Task goal:
Write out, word for word, every line from the one containing "Convert this screenshot" through the last line of the records below, both ends included.

Available records:

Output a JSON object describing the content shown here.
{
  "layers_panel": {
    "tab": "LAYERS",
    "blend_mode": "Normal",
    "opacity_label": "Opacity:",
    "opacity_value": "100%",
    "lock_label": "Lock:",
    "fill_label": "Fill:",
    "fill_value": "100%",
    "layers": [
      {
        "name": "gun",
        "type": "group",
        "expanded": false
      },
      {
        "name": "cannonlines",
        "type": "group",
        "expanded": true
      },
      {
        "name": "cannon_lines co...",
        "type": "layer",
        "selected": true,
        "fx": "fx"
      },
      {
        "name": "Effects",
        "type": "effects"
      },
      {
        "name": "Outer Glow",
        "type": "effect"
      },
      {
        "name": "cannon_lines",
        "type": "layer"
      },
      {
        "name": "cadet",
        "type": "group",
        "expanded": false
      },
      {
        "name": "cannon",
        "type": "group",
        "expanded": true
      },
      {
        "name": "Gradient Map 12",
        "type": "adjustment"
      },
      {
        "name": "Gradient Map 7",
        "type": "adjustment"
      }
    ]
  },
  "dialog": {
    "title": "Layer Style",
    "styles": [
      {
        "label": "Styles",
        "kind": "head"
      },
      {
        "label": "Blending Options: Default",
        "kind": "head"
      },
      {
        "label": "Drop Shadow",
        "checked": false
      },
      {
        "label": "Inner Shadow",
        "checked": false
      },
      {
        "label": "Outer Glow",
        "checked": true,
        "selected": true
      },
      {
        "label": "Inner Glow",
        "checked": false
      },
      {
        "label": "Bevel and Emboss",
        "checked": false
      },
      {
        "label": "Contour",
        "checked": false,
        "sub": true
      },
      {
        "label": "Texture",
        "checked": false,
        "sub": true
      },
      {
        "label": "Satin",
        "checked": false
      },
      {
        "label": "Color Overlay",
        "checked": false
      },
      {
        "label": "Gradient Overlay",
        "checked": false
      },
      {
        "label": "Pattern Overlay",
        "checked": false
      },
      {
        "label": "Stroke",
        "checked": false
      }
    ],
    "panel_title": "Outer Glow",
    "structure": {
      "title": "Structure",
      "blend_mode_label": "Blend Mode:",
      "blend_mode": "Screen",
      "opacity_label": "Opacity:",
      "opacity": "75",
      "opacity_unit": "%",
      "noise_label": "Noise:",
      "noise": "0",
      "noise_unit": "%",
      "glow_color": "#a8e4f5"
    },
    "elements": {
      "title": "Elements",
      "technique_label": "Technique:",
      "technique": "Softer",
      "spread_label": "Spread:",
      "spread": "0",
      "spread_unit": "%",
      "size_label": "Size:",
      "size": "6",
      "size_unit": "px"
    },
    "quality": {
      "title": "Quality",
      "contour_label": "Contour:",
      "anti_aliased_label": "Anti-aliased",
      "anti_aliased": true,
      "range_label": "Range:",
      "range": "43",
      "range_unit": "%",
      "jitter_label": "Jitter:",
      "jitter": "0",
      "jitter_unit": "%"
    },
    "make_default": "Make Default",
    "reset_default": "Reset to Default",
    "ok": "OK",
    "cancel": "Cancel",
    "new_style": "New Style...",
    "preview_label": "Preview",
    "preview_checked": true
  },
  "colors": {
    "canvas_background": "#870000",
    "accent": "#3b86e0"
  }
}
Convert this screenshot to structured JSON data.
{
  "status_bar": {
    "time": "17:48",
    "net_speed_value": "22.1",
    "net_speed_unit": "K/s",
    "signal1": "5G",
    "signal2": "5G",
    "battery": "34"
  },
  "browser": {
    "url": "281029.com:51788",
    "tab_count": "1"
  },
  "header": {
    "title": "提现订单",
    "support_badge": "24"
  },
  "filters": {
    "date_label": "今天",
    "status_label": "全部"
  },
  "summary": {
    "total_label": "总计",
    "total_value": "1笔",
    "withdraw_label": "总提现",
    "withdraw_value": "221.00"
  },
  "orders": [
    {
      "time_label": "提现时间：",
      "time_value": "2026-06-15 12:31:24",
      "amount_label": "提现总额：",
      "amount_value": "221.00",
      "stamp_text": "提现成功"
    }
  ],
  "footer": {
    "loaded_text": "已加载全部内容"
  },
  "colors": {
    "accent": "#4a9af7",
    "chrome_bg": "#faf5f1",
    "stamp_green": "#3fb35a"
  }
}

Problem solution:
Convert this screenshot to structured JSON data.
{
  "status_bar": {
    "time": "17:48",
    "net_speed_value": "22.1",
    "net_speed_unit": "K/s",
    "signal1": "5G",
    "signal2": "5G",
    "battery": "34"
  },
  "browser": {
    "url": "281029.com:51788",
    "tab_count": "1"
  },
  "header": {
    "title": "提现订单",
    "support_badge": "24"
  },
  "filters": {
    "date_label": "今天",
    "status_label": "全部"
  },
  "summary": {
    "total_label": "总计",
    "total_value": "1笔",
    "withdraw_label": "总提现",
    "withdraw_value": "221.00"
  },
  "orders": [
    {
      "time_label": "提现时间：",
      "time_value": "2026-06-15 12:31:24",
      "amount_label": "提现总额：",
      "amount_value": "221.00",
      "stamp_text": "提现成功"
    }
  ],
  "footer": {
    "loaded_text": "已加载全部内容"
  },
  "colors": {
    "accent": "#4a9af7",
    "chrome_bg": "#faf5f1",
    "stamp_green": "#3fb35a"
  }
}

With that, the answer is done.